**TASK OBJECTIVE**
Copy out every one of the records below word for word, but leave the pictures out.

______

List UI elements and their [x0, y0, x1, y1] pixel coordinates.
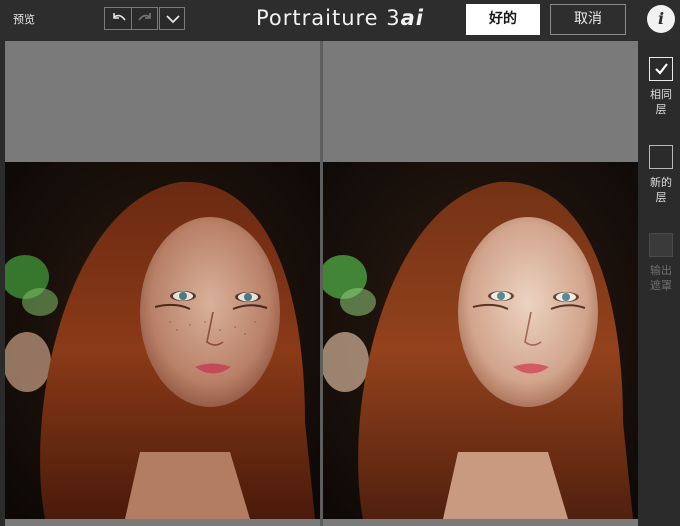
undo-button[interactable]: [104, 7, 132, 30]
chevron-down-icon: [166, 15, 180, 24]
new-layer-label-line1: 新的: [650, 176, 672, 189]
output-mask-label-line2: 遮罩: [650, 279, 672, 292]
app-title-main: Portraiture 3: [256, 6, 401, 30]
top-toolbar: 预览 Portraiture 3ai 好的 取消 i: [0, 0, 680, 40]
output-mask-label: 输出 遮罩: [644, 263, 678, 293]
output-mask-label-line1: 输出: [650, 264, 672, 277]
same-layer-label: 相同 层: [644, 87, 678, 117]
same-layer-label-line1: 相同: [650, 88, 672, 101]
new-layer-checkbox[interactable]: [649, 145, 673, 169]
app-title: Portraiture 3ai: [256, 6, 424, 30]
new-layer-label-line2: 层: [655, 191, 667, 204]
redo-button[interactable]: [132, 7, 158, 30]
history-dropdown-button[interactable]: [159, 7, 185, 30]
undo-icon: [113, 13, 126, 21]
same-layer-label-line2: 层: [655, 103, 667, 116]
ok-button[interactable]: 好的: [466, 4, 540, 35]
redo-icon: [138, 13, 151, 21]
same-layer-checkbox[interactable]: [649, 57, 673, 81]
checkmark-icon: [655, 63, 668, 75]
output-options-panel: 相同 层 新的 层 输出 遮罩: [640, 41, 680, 526]
portrait-image-before: [5, 162, 320, 519]
before-preview-pane[interactable]: [5, 41, 320, 526]
new-layer-label: 新的 层: [644, 175, 678, 205]
info-icon[interactable]: i: [647, 5, 675, 33]
after-preview-pane[interactable]: [323, 41, 638, 526]
app-title-version: ai: [400, 6, 425, 30]
output-mask-checkbox: [649, 233, 673, 257]
cancel-button[interactable]: 取消: [550, 4, 626, 35]
preview-label: 预览: [13, 13, 35, 26]
portrait-image-after: [323, 162, 638, 519]
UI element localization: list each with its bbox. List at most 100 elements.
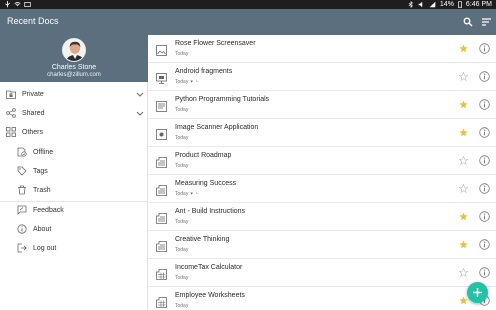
document-date: Today [175,303,189,309]
shared-indicator-icon: ▾ [190,191,193,197]
star-icon[interactable] [459,100,468,109]
navigation-drawer: Charles Stone charles@zillum.com Private… [0,35,148,310]
document-date: Today [175,247,189,253]
document-file-icon [156,183,167,196]
nav-shared-label: Shared [22,109,45,117]
presentation-file-icon [156,71,167,84]
list-item[interactable]: Android fragments Today ▾ ◔ [148,63,496,91]
spreadsheet-file-icon [156,295,167,308]
nav-about-label: About [33,225,52,233]
star-icon[interactable] [459,240,468,249]
search-icon[interactable] [461,15,475,29]
document-date: Today [175,219,189,225]
nav-logout[interactable]: Log out [0,239,148,257]
info-icon[interactable] [479,43,490,54]
star-icon[interactable] [459,72,468,81]
scanner-file-icon [156,127,167,140]
document-date: Today [175,163,189,169]
offline-icon: ◔ [194,191,198,197]
list-item[interactable]: Ant - Build Instructions Today [148,203,496,231]
grid-icon [6,127,16,137]
document-title: IncomeTax Calculator [175,264,243,271]
nav-logout-label: Log out [33,244,57,252]
offline-icon: ◔ [194,79,198,85]
info-icon[interactable] [479,127,490,138]
document-title: Product Roadmap [175,152,232,159]
chevron-down-icon[interactable] [136,109,144,117]
nav-others-label: Others [22,128,44,136]
mute-icon [418,1,425,8]
document-date: Today ▾ ◔ [175,79,198,85]
info-icon[interactable] [479,239,490,250]
document-title: Creative Thinking [175,236,230,243]
document-title: Employee Worksheets [175,292,245,299]
nav-tags[interactable]: Tags [0,162,148,180]
chevron-down-icon[interactable] [136,90,144,98]
star-icon[interactable] [459,296,468,305]
image-file-icon [156,43,167,56]
document-file-icon [156,211,167,224]
page-title: Recent Docs [7,16,59,26]
nav-offline-label: Offline [33,148,54,156]
offline-icon [17,147,27,157]
star-icon[interactable] [459,184,468,193]
info-icon[interactable] [479,71,490,82]
nav-private[interactable]: Private [0,85,148,103]
list-item[interactable]: IncomeTax Calculator Today [148,259,496,287]
nav-others[interactable]: Others [0,123,148,141]
document-title: Android fragments [175,68,233,75]
document-title: Rose Flower Screensaver [175,40,256,47]
battery-percent: 14% [439,1,454,8]
nav-feedback-label: Feedback [33,206,64,214]
nav-trash[interactable]: Trash [0,181,148,199]
lock-folder-icon [6,89,16,99]
create-document-button[interactable] [467,282,488,303]
info-icon[interactable] [479,183,490,194]
star-icon[interactable] [459,128,468,137]
nav-about[interactable]: About [0,220,148,238]
wifi-icon [14,1,21,8]
info-icon[interactable] [479,267,490,278]
list-item[interactable]: Creative Thinking Today [148,231,496,259]
nav-offline[interactable]: Offline [0,143,148,161]
star-icon[interactable] [459,44,468,53]
profile-name: Charles Stone [51,64,97,71]
info-icon[interactable] [479,99,490,110]
app-bar: Recent Docs [0,9,496,35]
list-item[interactable]: Image Scanner Application Today [148,119,496,147]
spreadsheet-file-icon [156,267,167,280]
document-date: Today ▾ ◔ [175,191,198,197]
logout-icon [17,243,27,253]
document-file-icon [156,155,167,168]
profile-email: charles@zillum.com [47,72,101,78]
share-icon [6,108,16,118]
signal-icon [429,1,436,8]
document-date: Today [175,275,189,281]
avatar[interactable] [62,38,86,62]
document-title: Image Scanner Application [175,124,259,131]
star-icon[interactable] [459,212,468,221]
document-title: Ant - Build Instructions [175,208,246,215]
document-title: Python Programming Tutorials [175,96,270,103]
nav-tags-label: Tags [33,167,48,175]
sort-icon[interactable] [479,15,493,29]
clock: 6:46 PM [465,1,492,8]
battery-icon [458,1,462,8]
info-icon[interactable] [479,155,490,166]
document-date: Today [175,107,189,113]
nav-shared[interactable]: Shared [0,104,148,122]
info-icon[interactable] [479,211,490,222]
nav-private-label: Private [22,90,44,98]
list-item[interactable]: Employee Worksheets Today [148,287,496,310]
list-item[interactable]: Python Programming Tutorials Today [148,91,496,119]
list-item[interactable]: Rose Flower Screensaver Today [148,35,496,63]
star-icon[interactable] [459,268,468,277]
nav-feedback[interactable]: Feedback [0,201,148,219]
list-item[interactable]: Measuring Success Today ▾ ◔ [148,175,496,203]
star-icon[interactable] [459,156,468,165]
bluetooth-icon [408,1,414,8]
list-item[interactable]: Product Roadmap Today [148,147,496,175]
plus-icon [473,288,482,297]
feedback-icon [17,205,27,215]
tag-icon [17,166,27,176]
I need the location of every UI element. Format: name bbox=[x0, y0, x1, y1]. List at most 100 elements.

______

**FULL SOLUTION**
List UI elements and their [x0, y0, x1, y1] pixel coordinates.
undo-button[interactable]: [104, 7, 132, 30]
chevron-down-icon: [166, 15, 180, 24]
new-layer-label-line1: 新的: [650, 176, 672, 189]
output-mask-label-line2: 遮罩: [650, 279, 672, 292]
app-title-main: Portraiture 3: [256, 6, 401, 30]
top-toolbar: 预览 Portraiture 3ai 好的 取消 i: [0, 0, 680, 40]
output-mask-label: 输出 遮罩: [644, 263, 678, 293]
output-mask-label-line1: 输出: [650, 264, 672, 277]
same-layer-label: 相同 层: [644, 87, 678, 117]
same-layer-label-line1: 相同: [650, 88, 672, 101]
new-layer-checkbox[interactable]: [649, 145, 673, 169]
app-title: Portraiture 3ai: [256, 6, 424, 30]
new-layer-label-line2: 层: [655, 191, 667, 204]
redo-button[interactable]: [132, 7, 158, 30]
history-dropdown-button[interactable]: [159, 7, 185, 30]
undo-icon: [113, 13, 126, 21]
same-layer-label-line2: 层: [655, 103, 667, 116]
ok-button[interactable]: 好的: [466, 4, 540, 35]
redo-icon: [138, 13, 151, 21]
same-layer-checkbox[interactable]: [649, 57, 673, 81]
checkmark-icon: [655, 63, 668, 75]
output-options-panel: 相同 层 新的 层 输出 遮罩: [640, 41, 680, 526]
portrait-image-before: [5, 162, 320, 519]
before-preview-pane[interactable]: [5, 41, 320, 526]
new-layer-label: 新的 层: [644, 175, 678, 205]
info-icon[interactable]: i: [647, 5, 675, 33]
after-preview-pane[interactable]: [323, 41, 638, 526]
app-title-version: ai: [400, 6, 425, 30]
output-mask-checkbox: [649, 233, 673, 257]
cancel-button[interactable]: 取消: [550, 4, 626, 35]
preview-label: 预览: [13, 13, 35, 26]
portrait-image-after: [323, 162, 638, 519]
UI element localization: list each with its bbox. List at most 100 elements.
document-date: Today [175,303,189,309]
shared-indicator-icon: ▾ [190,191,193,197]
star-icon[interactable] [459,100,468,109]
navigation-drawer: Charles Stone charles@zillum.com Private… [0,35,148,310]
document-date: Today [175,247,189,253]
document-file-icon [156,183,167,196]
nav-shared-label: Shared [22,109,45,117]
presentation-file-icon [156,71,167,84]
list-item[interactable]: Android fragments Today ▾ ◔ [148,63,496,91]
spreadsheet-file-icon [156,295,167,308]
nav-about-label: About [33,225,52,233]
star-icon[interactable] [459,240,468,249]
search-icon[interactable] [461,15,475,29]
document-date: Today [175,219,189,225]
nav-logout[interactable]: Log out [0,239,148,257]
info-icon[interactable] [479,43,490,54]
star-icon[interactable] [459,72,468,81]
scanner-file-icon [156,127,167,140]
document-date: Today [175,163,189,169]
offline-icon: ◔ [194,191,198,197]
list-item[interactable]: Ant - Build Instructions Today [148,203,496,231]
grid-icon [6,127,16,137]
document-title: IncomeTax Calculator [175,264,243,271]
nav-logout-label: Log out [33,244,57,252]
offline-icon: ◔ [194,79,198,85]
info-icon[interactable] [479,127,490,138]
document-title: Product Roadmap [175,152,232,159]
chevron-down-icon[interactable] [136,109,144,117]
nav-others-label: Others [22,128,44,136]
mute-icon [418,1,425,8]
document-date: Today ▾ ◔ [175,79,198,85]
info-icon[interactable] [479,239,490,250]
document-title: Creative Thinking [175,236,230,243]
document-title: Employee Worksheets [175,292,245,299]
nav-tags[interactable]: Tags [0,162,148,180]
chevron-down-icon[interactable] [136,90,144,98]
star-icon[interactable] [459,296,468,305]
image-file-icon [156,43,167,56]
document-file-icon [156,211,167,224]
page-title: Recent Docs [7,16,59,26]
nav-offline-label: Offline [33,148,54,156]
offline-icon [17,147,27,157]
star-icon[interactable] [459,184,468,193]
info-icon[interactable] [479,71,490,82]
nav-private[interactable]: Private [0,85,148,103]
list-item[interactable]: IncomeTax Calculator Today [148,259,496,287]
nav-others[interactable]: Others [0,123,148,141]
document-title: Android fragments [175,68,233,75]
document-title: Rose Flower Screensaver [175,40,256,47]
battery-percent: 14% [439,1,454,8]
nav-feedback-label: Feedback [33,206,64,214]
nav-trash[interactable]: Trash [0,181,148,199]
lock-folder-icon [6,89,16,99]
create-document-button[interactable] [467,282,488,303]
info-icon[interactable] [479,183,490,194]
star-icon[interactable] [459,128,468,137]
nav-about[interactable]: About [0,220,148,238]
wifi-icon [14,1,21,8]
info-icon[interactable] [479,267,490,278]
list-item[interactable]: Creative Thinking Today [148,231,496,259]
nav-offline[interactable]: Offline [0,143,148,161]
star-icon[interactable] [459,44,468,53]
profile-name: Charles Stone [51,64,97,71]
info-icon[interactable] [479,99,490,110]
app-bar: Recent Docs [0,9,496,35]
list-item[interactable]: Image Scanner Application Today [148,119,496,147]
spreadsheet-file-icon [156,267,167,280]
document-date: Today ▾ ◔ [175,191,198,197]
logout-icon [17,243,27,253]
document-file-icon [156,155,167,168]
profile-email: charles@zillum.com [47,72,101,78]
share-icon [6,108,16,118]
signal-icon [429,1,436,8]
document-date: Today [175,275,189,281]
avatar[interactable] [62,38,86,62]
document-title: Image Scanner Application [175,124,259,131]
star-icon[interactable] [459,212,468,221]
document-title: Ant - Build Instructions [175,208,246,215]
document-title: Python Programming Tutorials [175,96,270,103]
nav-tags-label: Tags [33,167,48,175]
sort-icon[interactable] [479,15,493,29]
clock: 6:46 PM [465,1,492,8]
battery-icon [458,1,462,8]
info-icon[interactable] [479,155,490,166]
document-date: Today [175,107,189,113]
nav-shared[interactable]: Shared [0,104,148,122]
info-icon[interactable] [479,211,490,222]
nav-private-label: Private [22,90,44,98]
list-item[interactable]: Employee Worksheets Today [148,287,496,310]
list-item[interactable]: Python Programming Tutorials Today [148,91,496,119]
list-item[interactable]: Rose Flower Screensaver Today [148,35,496,63]
star-icon[interactable] [459,268,468,277]
nav-feedback[interactable]: Feedback [0,201,148,219]
list-item[interactable]: Measuring Success Today ▾ ◔ [148,175,496,203]
star-icon[interactable] [459,156,468,165]
bluetooth-icon [408,1,414,8]
list-item[interactable]: Product Roadmap Today [148,147,496,175]
plus-icon [473,288,482,297]
feedback-icon [17,205,27,215]
tag-icon [17,166,27,176]
I need the location of every UI element. Format: name bbox=[x0, y0, x1, y1]. List at most 100 elements.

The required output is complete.